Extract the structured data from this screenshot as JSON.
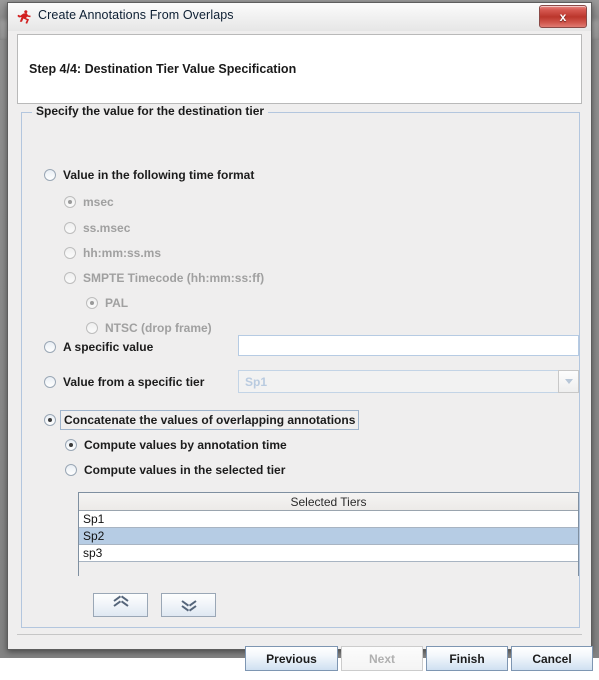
{
  "window": {
    "title": "Create Annotations From Overlaps",
    "app_icon": "elan-runner-icon",
    "close_label": "x"
  },
  "step": {
    "title": "Step 4/4: Destination Tier Value Specification"
  },
  "group": {
    "legend": "Specify the value for the destination tier"
  },
  "options": {
    "time_format": {
      "label": "Value in the following time format",
      "selected": false,
      "enabled": true,
      "sub_options": [
        {
          "label": "msec",
          "selected": true,
          "enabled": false
        },
        {
          "label": "ss.msec",
          "selected": false,
          "enabled": false
        },
        {
          "label": "hh:mm:ss.ms",
          "selected": false,
          "enabled": false
        },
        {
          "label": "SMPTE Timecode (hh:mm:ss:ff)",
          "selected": false,
          "enabled": false
        }
      ],
      "smpte_options": [
        {
          "label": "PAL",
          "selected": true,
          "enabled": false
        },
        {
          "label": "NTSC (drop frame)",
          "selected": false,
          "enabled": false
        }
      ]
    },
    "specific_value": {
      "label": "A specific value",
      "selected": false,
      "input_value": "",
      "input_placeholder": ""
    },
    "value_from_tier": {
      "label": "Value from a specific tier",
      "selected": false,
      "combo_selected": "Sp1",
      "combo_enabled": false,
      "combo_icon": "chevron-down-icon"
    },
    "concatenate": {
      "label": "Concatenate the values of overlapping annotations",
      "selected": true,
      "focused": true,
      "sub_options": [
        {
          "label": "Compute values by annotation time",
          "selected": true
        },
        {
          "label": "Compute values in the selected tier",
          "selected": false
        }
      ]
    }
  },
  "tiers_table": {
    "header": "Selected Tiers",
    "rows": [
      {
        "name": "Sp1",
        "selected": false
      },
      {
        "name": "Sp2",
        "selected": true
      },
      {
        "name": "sp3",
        "selected": false
      }
    ]
  },
  "reorder": {
    "up_icon": "double-chevron-up-icon",
    "down_icon": "double-chevron-down-icon"
  },
  "footer": {
    "previous": "Previous",
    "next": "Next",
    "finish": "Finish",
    "cancel": "Cancel",
    "next_enabled": false
  },
  "colors": {
    "dialog_bg": "#efeeee",
    "panel_border": "#b3c6de",
    "selected_row": "#b6cce4",
    "close_red": "#bb362c",
    "disabled_text": "#a0a0a0"
  }
}
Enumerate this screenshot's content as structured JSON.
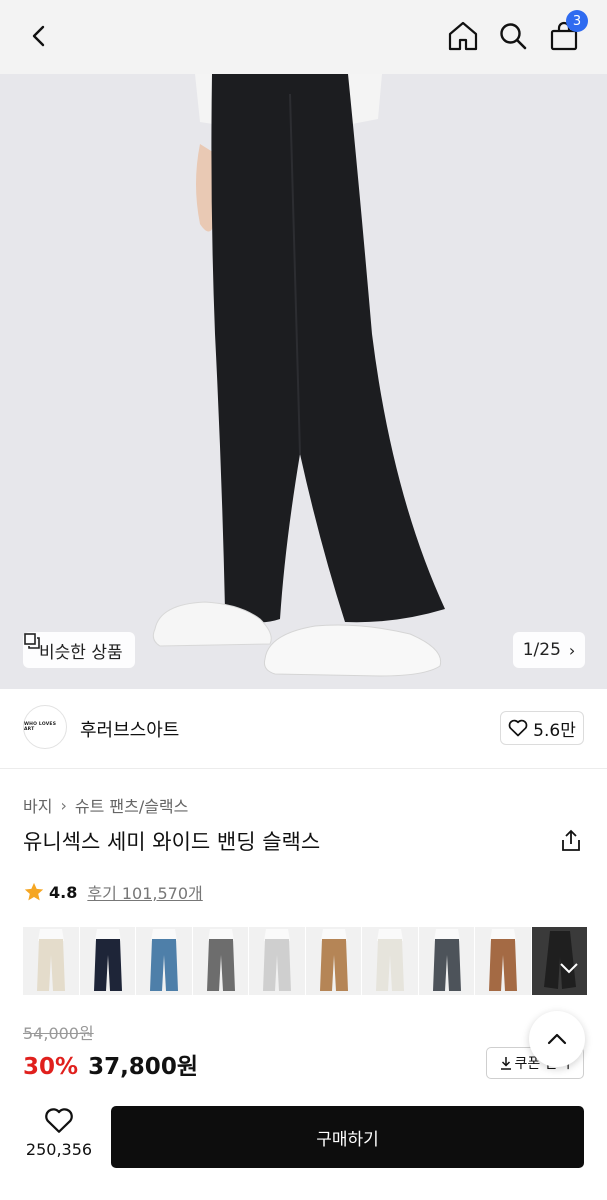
{
  "header": {
    "back_icon": "chevron-left-icon",
    "home_icon": "home-icon",
    "search_icon": "search-icon",
    "cart_icon": "shopping-bag-icon",
    "cart_count": "3"
  },
  "gallery": {
    "similar_label": "비슷한 상품",
    "counter": "1/25"
  },
  "brand": {
    "name": "후러브스아트",
    "logo_text": "WHO LOVES ART",
    "likes": "5.6만"
  },
  "breadcrumb": {
    "category": "바지",
    "subcategory": "슈트 팬츠/슬랙스"
  },
  "product": {
    "title": "유니섹스 세미 와이드 밴딩 슬랙스",
    "rating": "4.8",
    "reviews": "후기 101,570개",
    "original_price": "54,000원",
    "discount": "30%",
    "sale_price": "37,800원",
    "coupon_label": "쿠폰 받기",
    "swatch_colors": [
      "#e4dccb",
      "#1e2538",
      "#4e7fa9",
      "#6d6d6d",
      "#cfcfcf",
      "#b58556",
      "#e6e4dc",
      "#4d535a",
      "#a46a44",
      "#1f1f1f"
    ]
  },
  "bottom_bar": {
    "wish_count": "250,356",
    "buy_label": "구매하기"
  },
  "colors": {
    "accent_badge": "#2f6bf0",
    "discount": "#e0201d",
    "star": "#f5a623",
    "buy_button": "#0d0d0d"
  }
}
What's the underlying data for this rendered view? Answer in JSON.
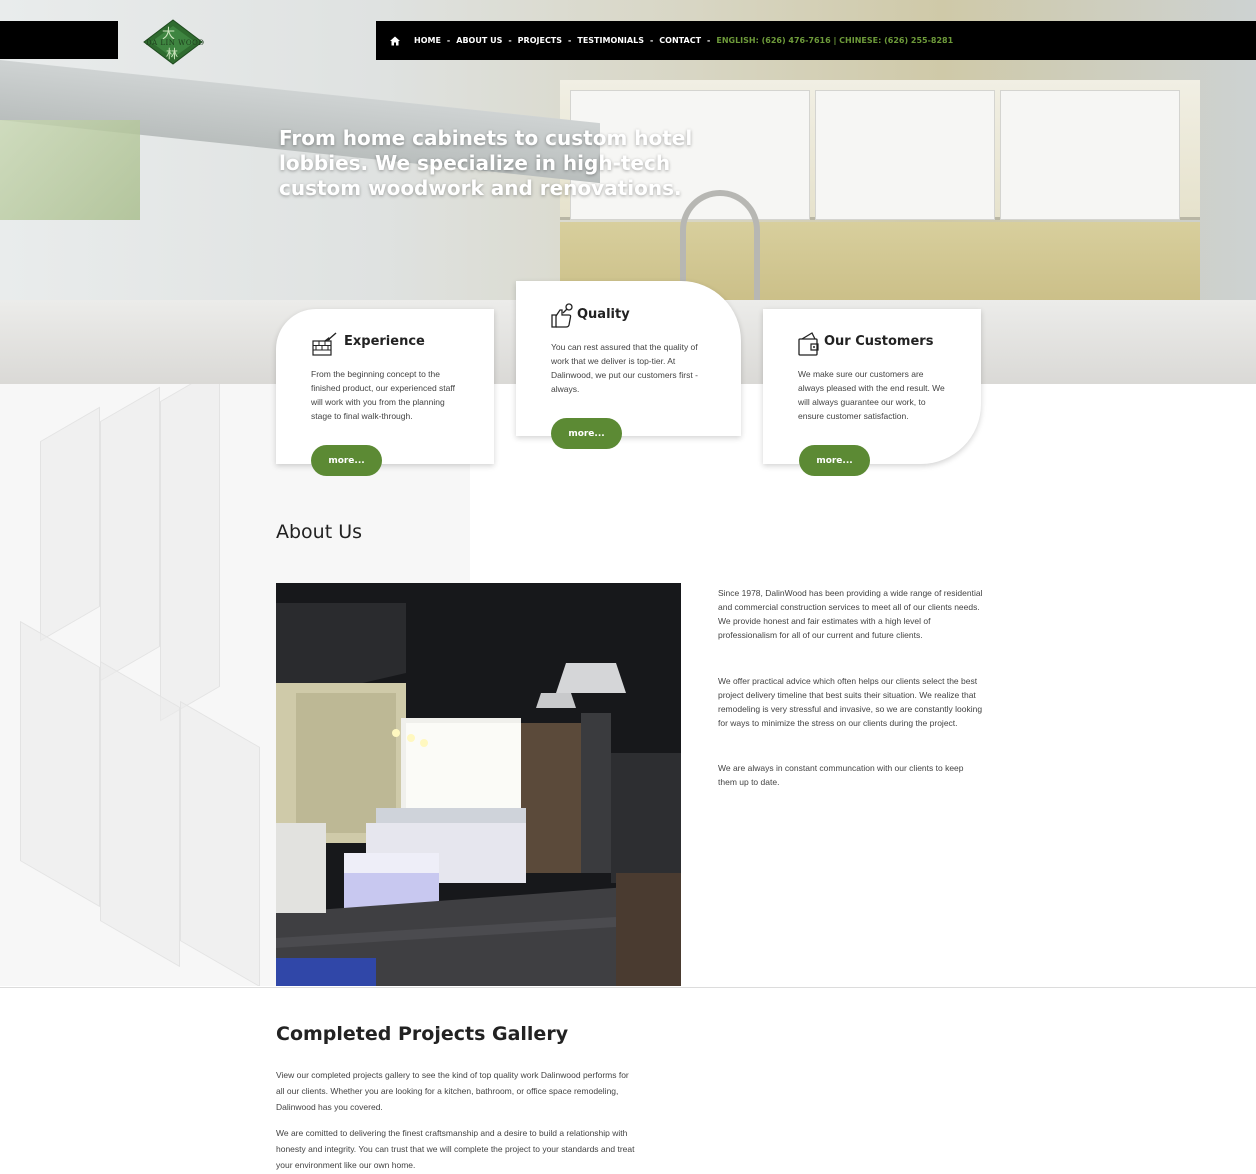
{
  "header": {
    "logo": {
      "text": "DA LIN WOOD"
    },
    "nav": {
      "items": [
        "HOME",
        "ABOUT US",
        "PROJECTS",
        "TESTIMONIALS",
        "CONTACT"
      ],
      "separator": "-",
      "phone": "ENGLISH: (626) 476-7616 | CHINESE: (626) 255-8281",
      "home_icon": "home-icon"
    }
  },
  "hero": {
    "headline": "From home cabinets to custom hotel lobbies. We specialize in high-tech custom woodwork and renovations."
  },
  "cards": [
    {
      "title": "Experience",
      "icon": "brick-wall-trowel-icon",
      "body": "From the beginning concept to the finished product, our experienced staff will work with you from the planning stage to final walk-through.",
      "button": "more..."
    },
    {
      "title": "Quality",
      "icon": "thumbs-up-wrench-icon",
      "body": "You can rest assured that the quality of work that we deliver is top-tier. At Dalinwood, we put our customers first - always.",
      "button": "more..."
    },
    {
      "title": "Our Customers",
      "icon": "wallet-icon",
      "body": "We make sure our customers are always pleased with the end result. We will always guarantee our work, to ensure customer satisfaction.",
      "button": "more..."
    }
  ],
  "about": {
    "title": "About Us",
    "paragraphs": [
      "Since 1978, DalinWood has been providing a wide range of residential and commercial construction services to meet all of our clients needs. We provide honest and fair estimates with a high level of professionalism for all of our current and future clients.",
      "We offer practical advice which often helps our clients select the best project delivery timeline that best suits their situation. We realize that remodeling is very stressful and invasive, so we are constantly looking for ways to minimize the stress on our clients during the project.",
      "We are always in constant communcation with our clients to keep them up to date."
    ]
  },
  "gallery": {
    "title": "Completed Projects Gallery",
    "paragraphs": [
      "View our completed projects gallery to see the kind of top quality work Dalinwood performs for all our clients. Whether you are looking for a kitchen, bathroom, or office space remodeling, Dalinwood has you covered.",
      "We are comitted to delivering the finest craftsmanship and a desire to build a relationship with honesty and integrity. You can trust that we will complete the project to your standards and treat your environment like our own home."
    ]
  },
  "colors": {
    "accent": "#5c8a34",
    "phone": "#6d9a3a",
    "nav_bg": "#000000"
  }
}
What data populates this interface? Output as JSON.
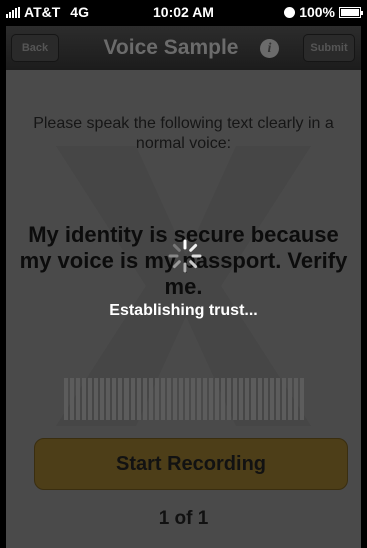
{
  "status_bar": {
    "carrier": "AT&T",
    "network": "4G",
    "time": "10:02 AM",
    "battery": "100%",
    "battery_level": 1.0
  },
  "nav": {
    "back_label": "Back",
    "title": "Voice Sample",
    "info_icon": "info-icon",
    "submit_label": "Submit"
  },
  "content": {
    "instruction": "Please speak the following text clearly in a normal voice:",
    "phrase": "My identity is secure because my voice is my passport. Verify me.",
    "record_button": "Start Recording",
    "page_counter": "1 of 1"
  },
  "overlay": {
    "message": "Establishing trust...",
    "spinner_icon": "activity-spinner-icon"
  },
  "colors": {
    "record_button": "#4d3e18",
    "overlay_text": "#ffffff"
  }
}
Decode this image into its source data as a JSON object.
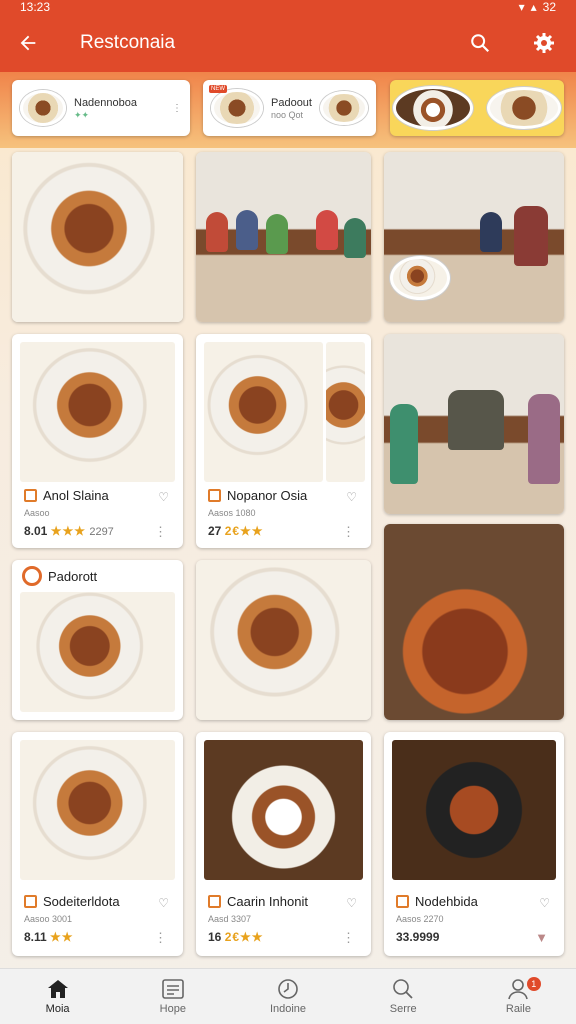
{
  "status": {
    "time": "13:23",
    "battery": "32"
  },
  "appbar": {
    "title": "Restconaia"
  },
  "chips": [
    {
      "title": "Nadennoboa",
      "sub": "✦✦",
      "more": "⋮"
    },
    {
      "badge": "NEW",
      "title": "Padoout",
      "sub": "noo Qot"
    },
    {
      "title": ""
    }
  ],
  "cards": [
    {
      "name": "Anol Slaina",
      "meta": "Aasoo",
      "rating": "8.01",
      "stars": "★★★",
      "count": "2297"
    },
    {
      "name": "Nopanor Osia",
      "meta": "Aasos 1080",
      "rating": "27",
      "stars": "2€★★"
    },
    {
      "name": "Padorott"
    },
    {
      "name": "Sodeiterldota",
      "meta": "Aasoo 3001",
      "rating": "8.11",
      "stars": "★★"
    },
    {
      "name": "Caarin Inhonit",
      "meta": "Aasd 3307",
      "rating": "16",
      "stars": "2€★★"
    },
    {
      "name": "Nodehbida",
      "meta": "Aasos 2270",
      "rating": "33.9999"
    }
  ],
  "tabs": [
    {
      "label": "Moia",
      "icon": "home-icon"
    },
    {
      "label": "Hope",
      "icon": "list-icon"
    },
    {
      "label": "Indoine",
      "icon": "clock-icon"
    },
    {
      "label": "Serre",
      "icon": "search-icon"
    },
    {
      "label": "Raile",
      "icon": "profile-icon",
      "badge": "1"
    }
  ]
}
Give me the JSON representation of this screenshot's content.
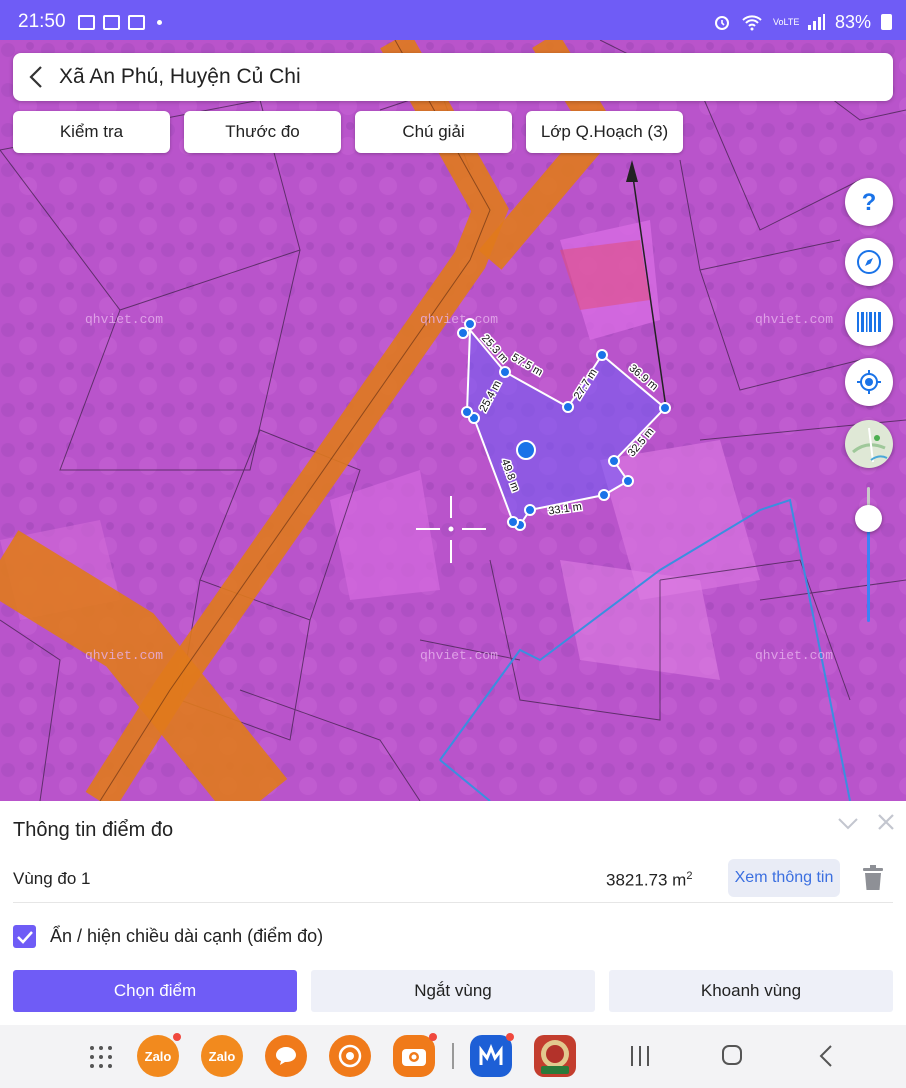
{
  "status_bar": {
    "time": "21:50",
    "battery": "83%",
    "network": "VoLTE"
  },
  "search": {
    "title": "Xã An Phú, Huyện Củ Chi"
  },
  "chips": [
    {
      "label": "Kiểm tra"
    },
    {
      "label": "Thước đo"
    },
    {
      "label": "Chú giải"
    },
    {
      "label": "Lớp Q.Hoạch (3)"
    }
  ],
  "map": {
    "watermark": "qhviet.com",
    "measurements": [
      "25.3 m",
      "57.5 m",
      "25.4 m",
      "27.7 m",
      "36.9 m",
      "32.5 m",
      "49.8 m",
      "33.1 m"
    ],
    "tools": [
      "help-icon",
      "compass-icon",
      "barcode-icon",
      "my-location-icon",
      "map-layer-icon"
    ],
    "zoom_level": 0.2,
    "colors": {
      "zone": "#c05ad0",
      "road": "#e07a1c",
      "polygon": "#6f5cf6",
      "vertex": "#1a73e8"
    }
  },
  "panel": {
    "title": "Thông tin điểm đo",
    "region_name": "Vùng đo 1",
    "area_value": "3821.73 m",
    "area_unit_sup": "2",
    "view_button": "Xem thông tin",
    "toggle_label": "Ẩn / hiện chiều dài cạnh (điểm đo)",
    "toggle_checked": true,
    "actions": [
      {
        "label": "Chọn điểm"
      },
      {
        "label": "Ngắt vùng"
      },
      {
        "label": "Khoanh vùng"
      }
    ]
  },
  "navbar": {
    "apps": [
      "Zalo",
      "Zalo"
    ]
  }
}
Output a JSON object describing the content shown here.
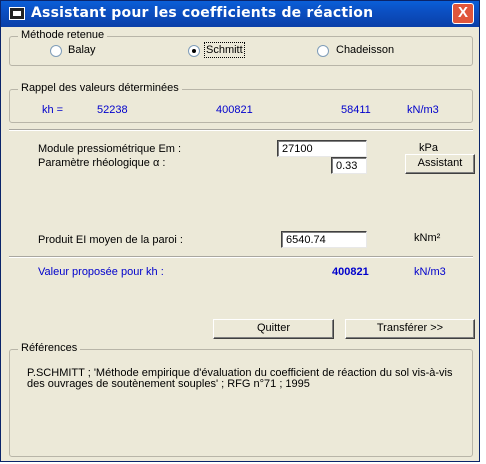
⁂
Given instruction — Find the lines containing "will" and list every one of them.

Expected answer —
      "body": "From the beginning concept to the finished product, our experienced staff will work with you from the planning stage to final walk-through.",
      "body": "We make sure our customers are always pleased with the end result. We will always guarantee our work, to ensure customer satisfaction.",
      "We are comitted to delivering the finest craftsmanship and a desire to build a relationship with honesty and integrity. You can trust that we will complete the project to your standards and treat your environment like our own home."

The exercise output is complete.